Dataset items
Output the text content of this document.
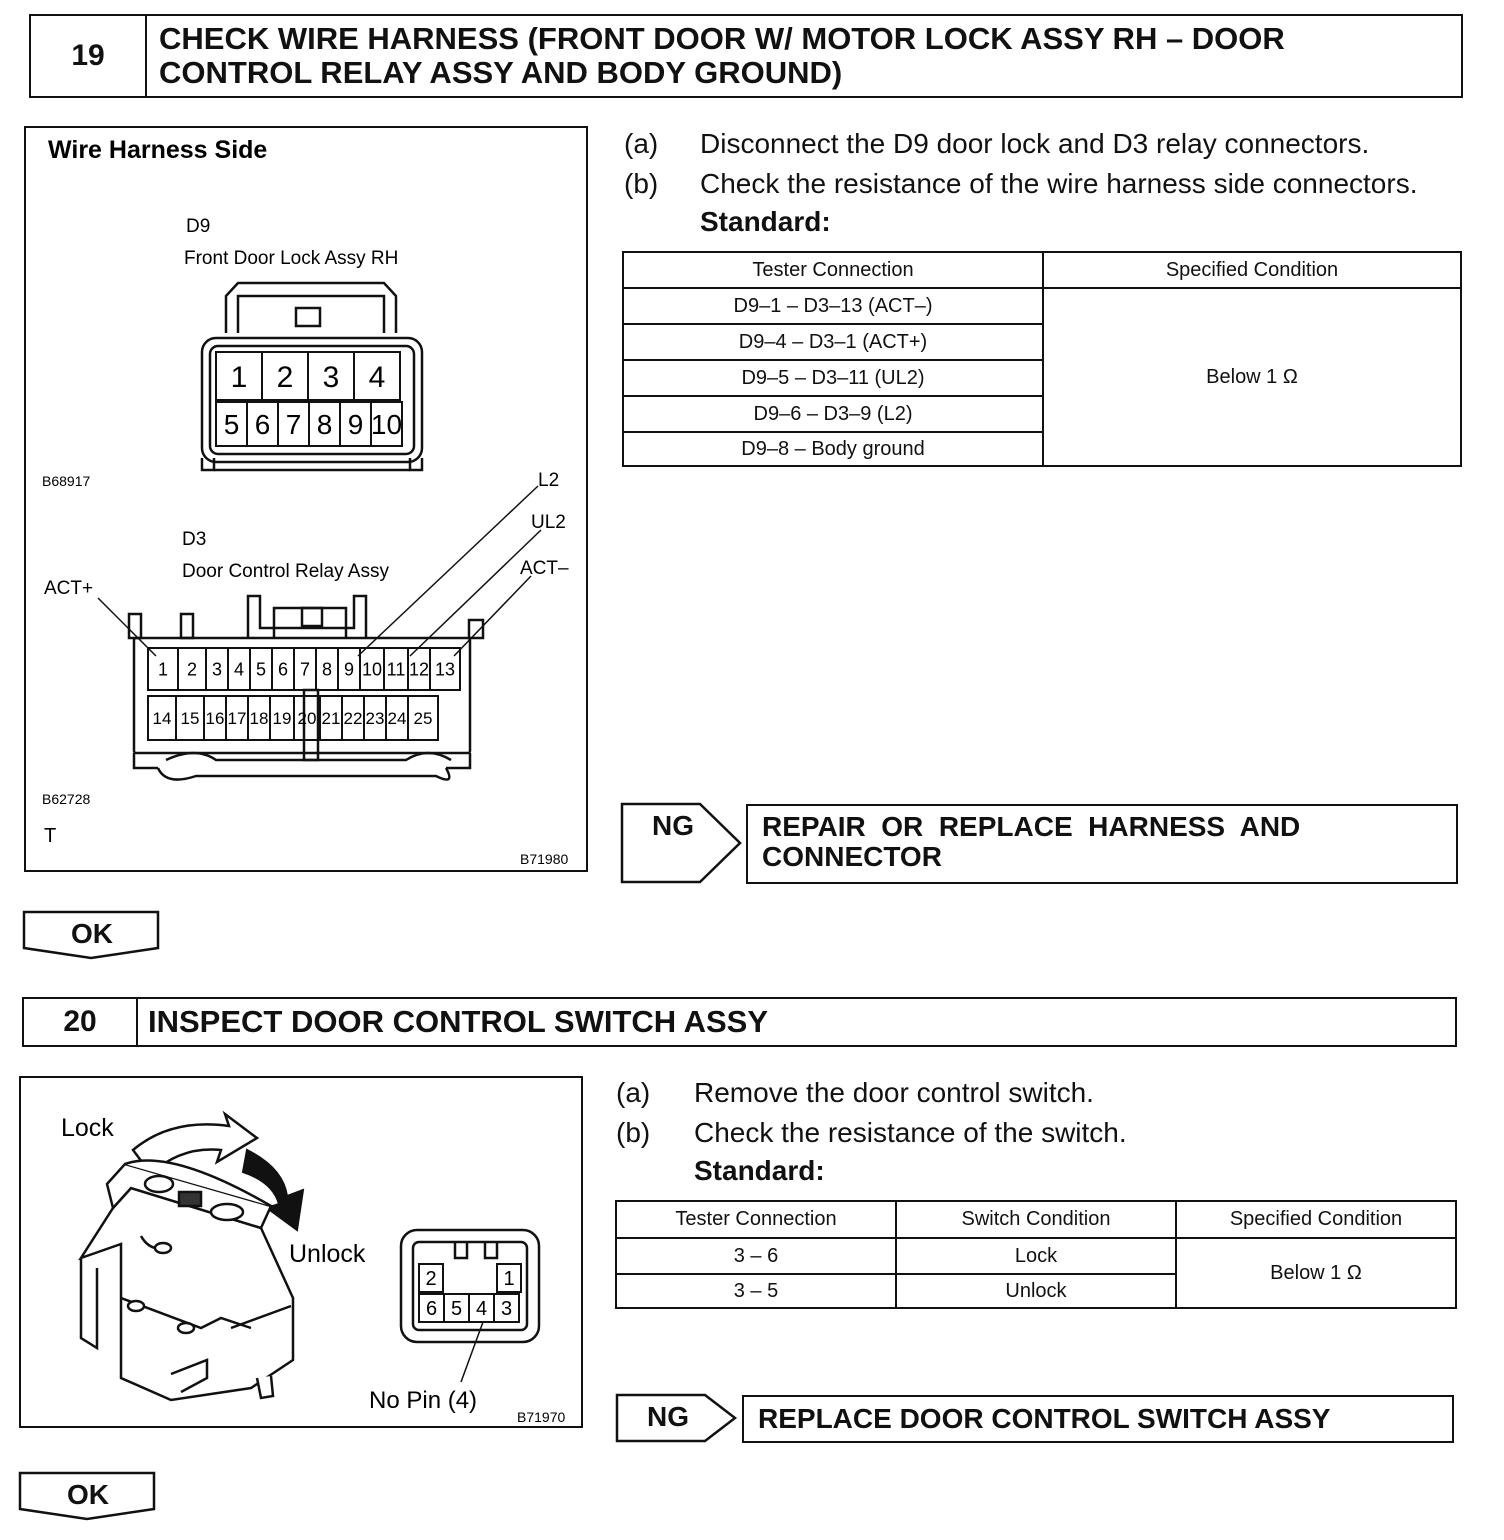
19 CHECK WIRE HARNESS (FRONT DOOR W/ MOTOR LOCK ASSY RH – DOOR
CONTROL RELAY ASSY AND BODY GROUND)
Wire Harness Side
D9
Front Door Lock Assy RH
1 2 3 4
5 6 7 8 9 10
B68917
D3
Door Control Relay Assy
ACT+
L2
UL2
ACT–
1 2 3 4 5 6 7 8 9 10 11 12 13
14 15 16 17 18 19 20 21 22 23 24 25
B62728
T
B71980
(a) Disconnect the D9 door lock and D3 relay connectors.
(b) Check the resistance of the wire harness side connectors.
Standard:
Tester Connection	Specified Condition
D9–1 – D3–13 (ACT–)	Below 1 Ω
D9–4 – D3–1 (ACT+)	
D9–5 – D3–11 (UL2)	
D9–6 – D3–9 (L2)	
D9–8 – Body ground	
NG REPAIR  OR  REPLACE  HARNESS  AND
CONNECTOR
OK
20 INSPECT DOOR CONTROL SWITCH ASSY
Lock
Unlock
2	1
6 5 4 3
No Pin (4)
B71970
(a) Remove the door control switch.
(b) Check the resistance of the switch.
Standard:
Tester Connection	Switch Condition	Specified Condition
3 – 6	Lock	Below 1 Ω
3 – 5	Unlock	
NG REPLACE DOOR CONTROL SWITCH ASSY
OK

...

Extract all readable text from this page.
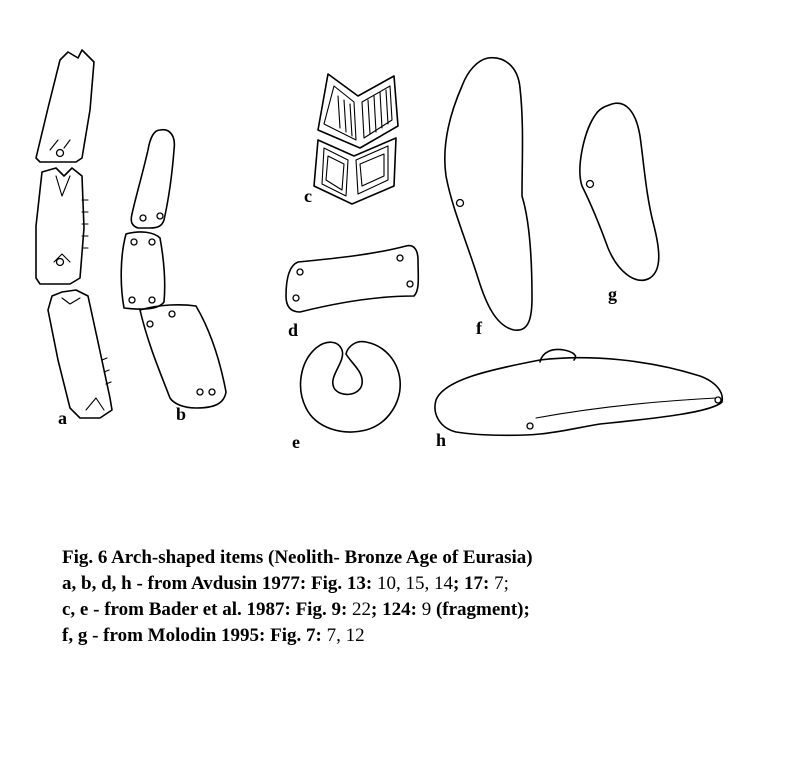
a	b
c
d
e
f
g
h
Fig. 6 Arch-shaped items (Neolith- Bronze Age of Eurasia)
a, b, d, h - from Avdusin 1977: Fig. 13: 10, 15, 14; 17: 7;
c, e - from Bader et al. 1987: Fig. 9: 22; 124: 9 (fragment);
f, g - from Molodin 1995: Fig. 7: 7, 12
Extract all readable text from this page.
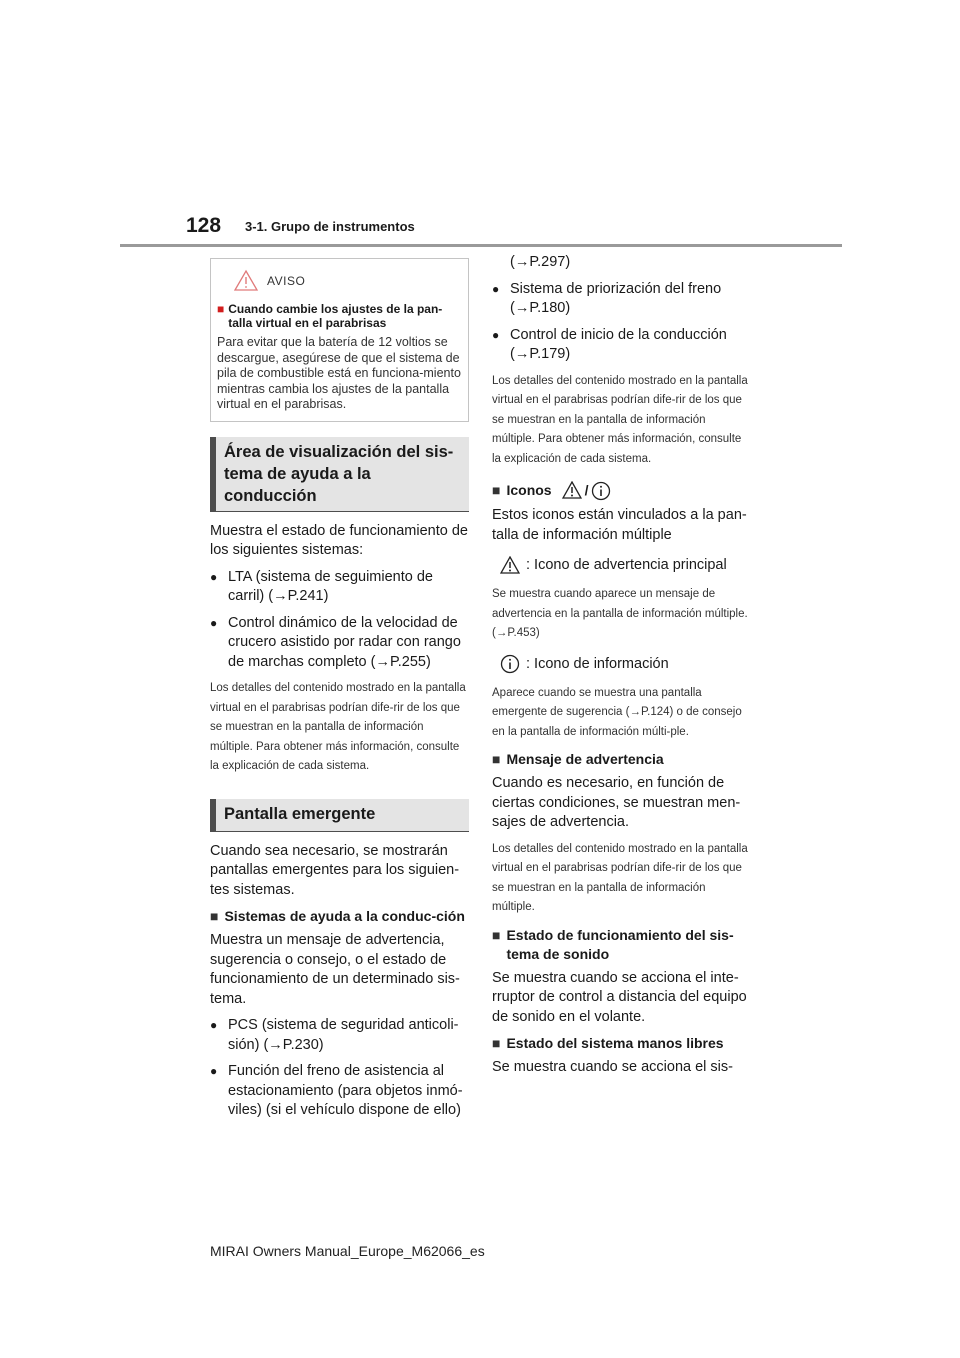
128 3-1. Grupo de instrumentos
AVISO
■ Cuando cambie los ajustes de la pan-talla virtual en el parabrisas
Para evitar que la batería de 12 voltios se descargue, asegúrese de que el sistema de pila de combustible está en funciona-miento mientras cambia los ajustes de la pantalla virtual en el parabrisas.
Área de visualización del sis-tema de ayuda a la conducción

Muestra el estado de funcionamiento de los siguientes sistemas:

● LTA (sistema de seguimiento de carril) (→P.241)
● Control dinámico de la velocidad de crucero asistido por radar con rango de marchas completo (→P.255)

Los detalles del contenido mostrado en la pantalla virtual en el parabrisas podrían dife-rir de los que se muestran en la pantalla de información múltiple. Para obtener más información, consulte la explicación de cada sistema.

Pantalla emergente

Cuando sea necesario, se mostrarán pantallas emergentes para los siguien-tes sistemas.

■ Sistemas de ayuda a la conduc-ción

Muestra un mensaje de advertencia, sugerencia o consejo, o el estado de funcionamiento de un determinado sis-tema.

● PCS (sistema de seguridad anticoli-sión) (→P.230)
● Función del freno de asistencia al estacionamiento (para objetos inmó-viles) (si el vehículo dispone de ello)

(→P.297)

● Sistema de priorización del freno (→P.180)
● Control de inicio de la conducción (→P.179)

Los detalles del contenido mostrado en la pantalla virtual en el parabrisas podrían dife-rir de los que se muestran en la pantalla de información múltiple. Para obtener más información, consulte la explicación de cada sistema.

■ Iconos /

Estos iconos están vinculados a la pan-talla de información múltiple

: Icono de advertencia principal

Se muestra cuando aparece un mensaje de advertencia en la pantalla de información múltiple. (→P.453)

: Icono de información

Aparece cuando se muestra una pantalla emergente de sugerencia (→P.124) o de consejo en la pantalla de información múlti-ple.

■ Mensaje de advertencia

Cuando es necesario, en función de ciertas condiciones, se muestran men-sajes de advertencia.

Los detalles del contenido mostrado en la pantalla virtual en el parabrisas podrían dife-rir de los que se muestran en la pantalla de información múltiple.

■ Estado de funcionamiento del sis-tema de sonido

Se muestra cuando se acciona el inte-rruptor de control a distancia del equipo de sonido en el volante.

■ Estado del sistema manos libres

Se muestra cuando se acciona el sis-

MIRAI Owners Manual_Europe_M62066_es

§ REQUIRED WORK
Copy out each line of the listing that holds "resistance".

§ PROBLEM SOLUTION
(b) Check the resistance of the wire harness side connectors.
(b) Check the resistance of the switch.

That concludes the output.